Extract every line from the records below that contains the word "JSON".
------------
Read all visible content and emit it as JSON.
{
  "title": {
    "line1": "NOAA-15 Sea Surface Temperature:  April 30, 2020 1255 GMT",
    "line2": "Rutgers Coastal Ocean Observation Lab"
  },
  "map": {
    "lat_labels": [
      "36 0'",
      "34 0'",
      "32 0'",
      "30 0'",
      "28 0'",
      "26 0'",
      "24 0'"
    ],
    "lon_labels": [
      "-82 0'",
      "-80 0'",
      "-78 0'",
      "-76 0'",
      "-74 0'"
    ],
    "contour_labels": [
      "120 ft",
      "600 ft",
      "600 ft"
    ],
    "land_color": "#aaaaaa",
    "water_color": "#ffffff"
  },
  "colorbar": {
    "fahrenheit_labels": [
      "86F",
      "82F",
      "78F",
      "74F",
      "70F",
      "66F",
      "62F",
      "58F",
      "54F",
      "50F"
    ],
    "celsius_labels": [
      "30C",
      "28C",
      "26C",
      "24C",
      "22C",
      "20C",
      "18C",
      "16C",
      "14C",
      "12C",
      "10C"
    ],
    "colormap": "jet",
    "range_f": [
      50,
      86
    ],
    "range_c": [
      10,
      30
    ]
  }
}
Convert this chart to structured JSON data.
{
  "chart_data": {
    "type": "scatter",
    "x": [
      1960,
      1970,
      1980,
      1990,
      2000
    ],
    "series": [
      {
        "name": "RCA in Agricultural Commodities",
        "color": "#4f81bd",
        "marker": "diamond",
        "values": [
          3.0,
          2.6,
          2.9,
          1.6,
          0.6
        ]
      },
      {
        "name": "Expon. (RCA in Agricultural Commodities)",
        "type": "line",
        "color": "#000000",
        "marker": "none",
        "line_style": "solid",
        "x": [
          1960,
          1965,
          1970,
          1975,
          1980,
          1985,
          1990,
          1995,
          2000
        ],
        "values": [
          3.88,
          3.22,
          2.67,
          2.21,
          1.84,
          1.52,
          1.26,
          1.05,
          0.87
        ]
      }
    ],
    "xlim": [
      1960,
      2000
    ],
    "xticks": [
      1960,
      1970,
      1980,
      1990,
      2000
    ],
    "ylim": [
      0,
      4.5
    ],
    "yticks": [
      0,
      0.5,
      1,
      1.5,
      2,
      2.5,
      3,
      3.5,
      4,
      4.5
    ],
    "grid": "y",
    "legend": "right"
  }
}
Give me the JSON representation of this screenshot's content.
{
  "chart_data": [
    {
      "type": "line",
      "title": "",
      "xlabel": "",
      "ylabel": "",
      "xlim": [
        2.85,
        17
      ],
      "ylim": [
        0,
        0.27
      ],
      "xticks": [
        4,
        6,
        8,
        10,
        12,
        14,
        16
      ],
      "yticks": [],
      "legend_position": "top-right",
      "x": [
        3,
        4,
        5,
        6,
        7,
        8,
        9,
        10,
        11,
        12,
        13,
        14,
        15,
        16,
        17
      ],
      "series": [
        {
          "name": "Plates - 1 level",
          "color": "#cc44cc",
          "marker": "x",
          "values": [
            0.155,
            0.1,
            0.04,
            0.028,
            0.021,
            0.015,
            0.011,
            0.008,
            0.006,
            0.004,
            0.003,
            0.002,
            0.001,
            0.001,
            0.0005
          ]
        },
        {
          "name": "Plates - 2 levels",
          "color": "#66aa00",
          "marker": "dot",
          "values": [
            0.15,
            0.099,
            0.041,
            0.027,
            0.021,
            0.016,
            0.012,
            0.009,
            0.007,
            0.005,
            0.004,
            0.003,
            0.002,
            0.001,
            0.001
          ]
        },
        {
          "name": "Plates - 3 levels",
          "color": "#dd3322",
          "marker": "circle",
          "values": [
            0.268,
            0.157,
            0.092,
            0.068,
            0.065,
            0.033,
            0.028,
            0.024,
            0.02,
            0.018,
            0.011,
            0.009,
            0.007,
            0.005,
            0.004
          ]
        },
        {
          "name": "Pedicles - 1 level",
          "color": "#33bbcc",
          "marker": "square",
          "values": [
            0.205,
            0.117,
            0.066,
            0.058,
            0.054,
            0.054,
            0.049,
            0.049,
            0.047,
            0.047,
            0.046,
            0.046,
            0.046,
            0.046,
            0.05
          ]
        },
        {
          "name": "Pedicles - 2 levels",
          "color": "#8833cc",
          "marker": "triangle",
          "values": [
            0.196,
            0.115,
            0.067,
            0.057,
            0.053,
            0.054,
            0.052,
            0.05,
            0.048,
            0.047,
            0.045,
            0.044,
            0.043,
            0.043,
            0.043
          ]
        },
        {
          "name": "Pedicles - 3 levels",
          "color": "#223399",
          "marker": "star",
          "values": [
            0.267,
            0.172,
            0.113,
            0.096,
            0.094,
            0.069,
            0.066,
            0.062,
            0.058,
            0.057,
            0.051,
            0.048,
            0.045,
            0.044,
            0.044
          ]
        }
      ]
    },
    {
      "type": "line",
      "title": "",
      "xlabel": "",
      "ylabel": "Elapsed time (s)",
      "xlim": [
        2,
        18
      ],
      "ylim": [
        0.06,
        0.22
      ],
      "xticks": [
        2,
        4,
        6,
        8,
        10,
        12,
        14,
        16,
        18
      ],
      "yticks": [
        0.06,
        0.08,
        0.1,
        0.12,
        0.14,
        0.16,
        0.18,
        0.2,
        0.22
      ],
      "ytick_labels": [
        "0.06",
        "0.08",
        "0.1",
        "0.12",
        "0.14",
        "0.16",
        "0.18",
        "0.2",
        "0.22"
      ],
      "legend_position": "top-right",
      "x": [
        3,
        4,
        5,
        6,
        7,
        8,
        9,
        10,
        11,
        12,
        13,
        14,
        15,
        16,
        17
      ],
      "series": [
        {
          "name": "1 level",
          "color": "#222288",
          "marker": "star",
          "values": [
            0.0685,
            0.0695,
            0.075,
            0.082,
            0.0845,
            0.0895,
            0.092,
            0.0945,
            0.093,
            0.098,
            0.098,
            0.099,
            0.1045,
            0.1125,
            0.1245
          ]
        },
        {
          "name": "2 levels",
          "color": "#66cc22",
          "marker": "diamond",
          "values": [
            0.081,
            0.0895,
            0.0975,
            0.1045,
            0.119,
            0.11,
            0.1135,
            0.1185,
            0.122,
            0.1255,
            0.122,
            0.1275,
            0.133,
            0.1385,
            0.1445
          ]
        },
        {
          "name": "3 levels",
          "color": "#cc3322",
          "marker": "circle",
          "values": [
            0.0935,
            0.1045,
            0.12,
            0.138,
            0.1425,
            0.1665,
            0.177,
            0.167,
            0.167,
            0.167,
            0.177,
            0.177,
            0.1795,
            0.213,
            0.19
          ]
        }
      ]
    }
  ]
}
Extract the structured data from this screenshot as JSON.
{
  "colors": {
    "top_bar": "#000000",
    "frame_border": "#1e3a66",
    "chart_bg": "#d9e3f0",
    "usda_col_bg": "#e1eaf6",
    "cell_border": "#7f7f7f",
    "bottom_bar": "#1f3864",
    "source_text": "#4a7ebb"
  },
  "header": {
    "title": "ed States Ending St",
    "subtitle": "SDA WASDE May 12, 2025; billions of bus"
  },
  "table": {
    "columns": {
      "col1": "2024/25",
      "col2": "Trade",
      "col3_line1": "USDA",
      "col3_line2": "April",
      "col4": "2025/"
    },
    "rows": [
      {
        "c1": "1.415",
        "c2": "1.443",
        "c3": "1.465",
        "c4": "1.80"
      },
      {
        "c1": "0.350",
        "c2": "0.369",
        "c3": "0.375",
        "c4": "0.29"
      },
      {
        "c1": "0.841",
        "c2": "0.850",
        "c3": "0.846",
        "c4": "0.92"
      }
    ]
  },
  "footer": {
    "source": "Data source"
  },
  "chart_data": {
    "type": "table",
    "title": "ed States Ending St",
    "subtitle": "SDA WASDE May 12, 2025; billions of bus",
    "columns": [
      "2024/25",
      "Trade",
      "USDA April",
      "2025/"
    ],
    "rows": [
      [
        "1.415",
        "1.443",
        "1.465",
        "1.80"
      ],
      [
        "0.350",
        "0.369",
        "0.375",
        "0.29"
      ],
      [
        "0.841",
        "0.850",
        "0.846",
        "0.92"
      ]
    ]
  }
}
------------
WRITTEN ANSWER:
Read all visible content and emit it as JSON.
Convert this chart to structured JSON data.
Give me the JSON representation of this screenshot's content.
Extract the structured data from this screenshot as JSON.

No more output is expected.